Spatial layout entries:
--- BEGIN ---

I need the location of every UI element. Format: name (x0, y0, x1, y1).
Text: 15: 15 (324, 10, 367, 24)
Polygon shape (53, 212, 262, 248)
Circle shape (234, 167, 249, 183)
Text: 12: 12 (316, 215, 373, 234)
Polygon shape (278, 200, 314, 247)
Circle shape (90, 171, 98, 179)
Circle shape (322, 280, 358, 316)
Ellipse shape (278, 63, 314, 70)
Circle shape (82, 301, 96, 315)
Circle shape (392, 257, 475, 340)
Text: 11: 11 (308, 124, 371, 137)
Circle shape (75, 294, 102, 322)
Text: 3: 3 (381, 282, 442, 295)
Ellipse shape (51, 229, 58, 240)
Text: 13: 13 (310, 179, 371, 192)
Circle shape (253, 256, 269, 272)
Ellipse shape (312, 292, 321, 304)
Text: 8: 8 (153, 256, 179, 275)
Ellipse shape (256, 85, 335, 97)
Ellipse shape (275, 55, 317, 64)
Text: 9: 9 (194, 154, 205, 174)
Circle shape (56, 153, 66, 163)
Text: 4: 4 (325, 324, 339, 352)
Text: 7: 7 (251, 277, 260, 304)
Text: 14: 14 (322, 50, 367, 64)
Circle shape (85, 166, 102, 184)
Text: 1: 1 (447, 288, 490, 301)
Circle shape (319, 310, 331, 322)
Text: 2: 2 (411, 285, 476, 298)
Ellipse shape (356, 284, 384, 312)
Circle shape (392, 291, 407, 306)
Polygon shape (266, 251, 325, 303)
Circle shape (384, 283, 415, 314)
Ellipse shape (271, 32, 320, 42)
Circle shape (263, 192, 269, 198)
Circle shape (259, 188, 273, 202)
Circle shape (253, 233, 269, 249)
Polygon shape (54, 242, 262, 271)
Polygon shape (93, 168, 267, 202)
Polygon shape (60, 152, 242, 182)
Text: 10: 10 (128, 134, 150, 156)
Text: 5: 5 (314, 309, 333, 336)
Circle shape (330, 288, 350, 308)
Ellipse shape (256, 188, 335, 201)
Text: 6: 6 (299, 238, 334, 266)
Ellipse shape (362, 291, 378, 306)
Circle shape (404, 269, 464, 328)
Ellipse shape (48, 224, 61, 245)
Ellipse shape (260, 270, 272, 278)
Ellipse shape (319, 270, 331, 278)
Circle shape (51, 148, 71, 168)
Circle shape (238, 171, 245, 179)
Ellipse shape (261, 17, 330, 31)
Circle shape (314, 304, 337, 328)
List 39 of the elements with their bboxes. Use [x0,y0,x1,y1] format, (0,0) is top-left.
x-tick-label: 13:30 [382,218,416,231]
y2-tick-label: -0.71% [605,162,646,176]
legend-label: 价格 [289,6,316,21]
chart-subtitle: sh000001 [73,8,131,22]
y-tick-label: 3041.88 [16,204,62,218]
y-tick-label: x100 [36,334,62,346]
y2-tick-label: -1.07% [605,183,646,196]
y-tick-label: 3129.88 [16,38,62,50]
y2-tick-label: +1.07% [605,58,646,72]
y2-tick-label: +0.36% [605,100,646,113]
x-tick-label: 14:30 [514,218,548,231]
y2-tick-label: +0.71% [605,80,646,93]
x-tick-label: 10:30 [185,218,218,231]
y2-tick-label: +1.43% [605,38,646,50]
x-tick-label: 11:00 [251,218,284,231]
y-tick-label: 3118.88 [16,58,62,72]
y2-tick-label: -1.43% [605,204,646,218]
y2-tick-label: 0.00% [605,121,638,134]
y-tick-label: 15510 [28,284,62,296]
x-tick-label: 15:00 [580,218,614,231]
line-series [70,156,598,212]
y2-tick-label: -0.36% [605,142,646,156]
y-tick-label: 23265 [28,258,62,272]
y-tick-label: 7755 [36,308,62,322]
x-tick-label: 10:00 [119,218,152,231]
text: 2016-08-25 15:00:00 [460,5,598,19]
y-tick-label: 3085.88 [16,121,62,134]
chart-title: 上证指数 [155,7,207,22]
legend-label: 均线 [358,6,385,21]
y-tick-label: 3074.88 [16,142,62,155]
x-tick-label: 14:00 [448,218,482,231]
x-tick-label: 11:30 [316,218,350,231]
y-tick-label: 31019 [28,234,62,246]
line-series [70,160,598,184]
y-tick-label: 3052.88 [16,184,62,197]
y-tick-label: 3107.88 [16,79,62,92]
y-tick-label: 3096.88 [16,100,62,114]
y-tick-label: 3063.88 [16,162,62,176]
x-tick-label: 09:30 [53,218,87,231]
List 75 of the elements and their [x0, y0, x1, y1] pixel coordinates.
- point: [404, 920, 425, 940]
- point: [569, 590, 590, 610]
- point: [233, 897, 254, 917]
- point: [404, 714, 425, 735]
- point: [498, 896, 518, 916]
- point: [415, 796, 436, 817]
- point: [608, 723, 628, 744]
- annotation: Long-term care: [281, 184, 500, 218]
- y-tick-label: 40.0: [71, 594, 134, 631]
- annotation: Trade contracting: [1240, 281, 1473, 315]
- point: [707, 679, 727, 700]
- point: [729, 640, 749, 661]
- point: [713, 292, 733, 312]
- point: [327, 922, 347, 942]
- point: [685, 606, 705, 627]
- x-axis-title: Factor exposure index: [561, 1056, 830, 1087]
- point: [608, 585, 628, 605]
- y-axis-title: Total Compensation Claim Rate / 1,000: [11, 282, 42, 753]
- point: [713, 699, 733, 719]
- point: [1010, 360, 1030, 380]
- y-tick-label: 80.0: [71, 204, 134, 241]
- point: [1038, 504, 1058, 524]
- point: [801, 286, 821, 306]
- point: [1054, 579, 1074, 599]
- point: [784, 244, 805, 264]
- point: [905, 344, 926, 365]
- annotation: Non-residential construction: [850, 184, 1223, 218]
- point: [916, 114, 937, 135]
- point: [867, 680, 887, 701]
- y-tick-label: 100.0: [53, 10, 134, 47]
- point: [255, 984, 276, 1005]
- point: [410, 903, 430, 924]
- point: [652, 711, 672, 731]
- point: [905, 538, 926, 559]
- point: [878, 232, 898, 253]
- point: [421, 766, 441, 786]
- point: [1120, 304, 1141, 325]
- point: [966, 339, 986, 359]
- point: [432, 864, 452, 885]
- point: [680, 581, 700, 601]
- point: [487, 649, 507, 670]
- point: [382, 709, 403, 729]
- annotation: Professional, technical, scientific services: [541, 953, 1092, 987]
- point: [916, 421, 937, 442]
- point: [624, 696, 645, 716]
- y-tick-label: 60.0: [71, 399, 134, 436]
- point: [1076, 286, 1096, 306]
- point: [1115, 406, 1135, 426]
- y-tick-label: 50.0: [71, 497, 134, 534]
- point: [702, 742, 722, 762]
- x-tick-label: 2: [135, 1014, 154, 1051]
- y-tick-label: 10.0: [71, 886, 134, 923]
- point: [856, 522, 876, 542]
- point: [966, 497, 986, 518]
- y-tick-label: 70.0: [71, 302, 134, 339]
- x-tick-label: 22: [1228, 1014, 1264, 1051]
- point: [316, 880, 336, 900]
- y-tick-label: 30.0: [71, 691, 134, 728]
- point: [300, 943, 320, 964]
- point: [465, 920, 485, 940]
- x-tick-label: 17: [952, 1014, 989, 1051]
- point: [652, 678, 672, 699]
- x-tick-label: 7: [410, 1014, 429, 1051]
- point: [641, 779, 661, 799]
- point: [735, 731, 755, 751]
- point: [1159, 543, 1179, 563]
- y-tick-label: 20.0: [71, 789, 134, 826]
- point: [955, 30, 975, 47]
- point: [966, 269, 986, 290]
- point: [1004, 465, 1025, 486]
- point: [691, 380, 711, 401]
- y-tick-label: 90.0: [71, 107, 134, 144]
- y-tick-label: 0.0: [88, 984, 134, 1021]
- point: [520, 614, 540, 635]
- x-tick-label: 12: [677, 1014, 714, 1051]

--- END ---

*Exercise details:* Rewrite the items from their first line through the line holding "Circle shape (314, 304, 337, 328)", inclusive, substituting "Oval shape" for every "Ellipse shape" and leaving everything else the same.

*Finished exercise:*
I need the location of every UI element. Format: name (x0, y0, x1, y1).
Text: 15: 15 (324, 10, 367, 24)
Polygon shape (53, 212, 262, 248)
Circle shape (234, 167, 249, 183)
Text: 12: 12 (316, 215, 373, 234)
Polygon shape (278, 200, 314, 247)
Circle shape (90, 171, 98, 179)
Circle shape (322, 280, 358, 316)
Oval shape (278, 63, 314, 70)
Circle shape (82, 301, 96, 315)
Circle shape (392, 257, 475, 340)
Text: 11: 11 (308, 124, 371, 137)
Circle shape (75, 294, 102, 322)
Text: 3: 3 (381, 282, 442, 295)
Oval shape (51, 229, 58, 240)
Text: 13: 13 (310, 179, 371, 192)
Circle shape (253, 256, 269, 272)
Oval shape (312, 292, 321, 304)
Text: 8: 8 (153, 256, 179, 275)
Oval shape (256, 85, 335, 97)
Oval shape (275, 55, 317, 64)
Text: 9: 9 (194, 154, 205, 174)
Circle shape (56, 153, 66, 163)
Text: 4: 4 (325, 324, 339, 352)
Text: 7: 7 (251, 277, 260, 304)
Text: 14: 14 (322, 50, 367, 64)
Circle shape (85, 166, 102, 184)
Text: 1: 1 (447, 288, 490, 301)
Circle shape (319, 310, 331, 322)
Text: 2: 2 (411, 285, 476, 298)
Oval shape (356, 284, 384, 312)
Circle shape (392, 291, 407, 306)
Polygon shape (266, 251, 325, 303)
Circle shape (384, 283, 415, 314)
Oval shape (271, 32, 320, 42)
Circle shape (263, 192, 269, 198)
Circle shape (259, 188, 273, 202)
Circle shape (253, 233, 269, 249)
Polygon shape (54, 242, 262, 271)
Polygon shape (93, 168, 267, 202)
Polygon shape (60, 152, 242, 182)
Text: 10: 10 (128, 134, 150, 156)
Text: 5: 5 (314, 309, 333, 336)
Circle shape (330, 288, 350, 308)
Oval shape (256, 188, 335, 201)
Text: 6: 6 (299, 238, 334, 266)
Oval shape (362, 291, 378, 306)
Circle shape (404, 269, 464, 328)
Oval shape (48, 224, 61, 245)
Oval shape (260, 270, 272, 278)
Oval shape (319, 270, 331, 278)
Circle shape (51, 148, 71, 168)
Circle shape (238, 171, 245, 179)
Oval shape (261, 17, 330, 31)
Circle shape (314, 304, 337, 328)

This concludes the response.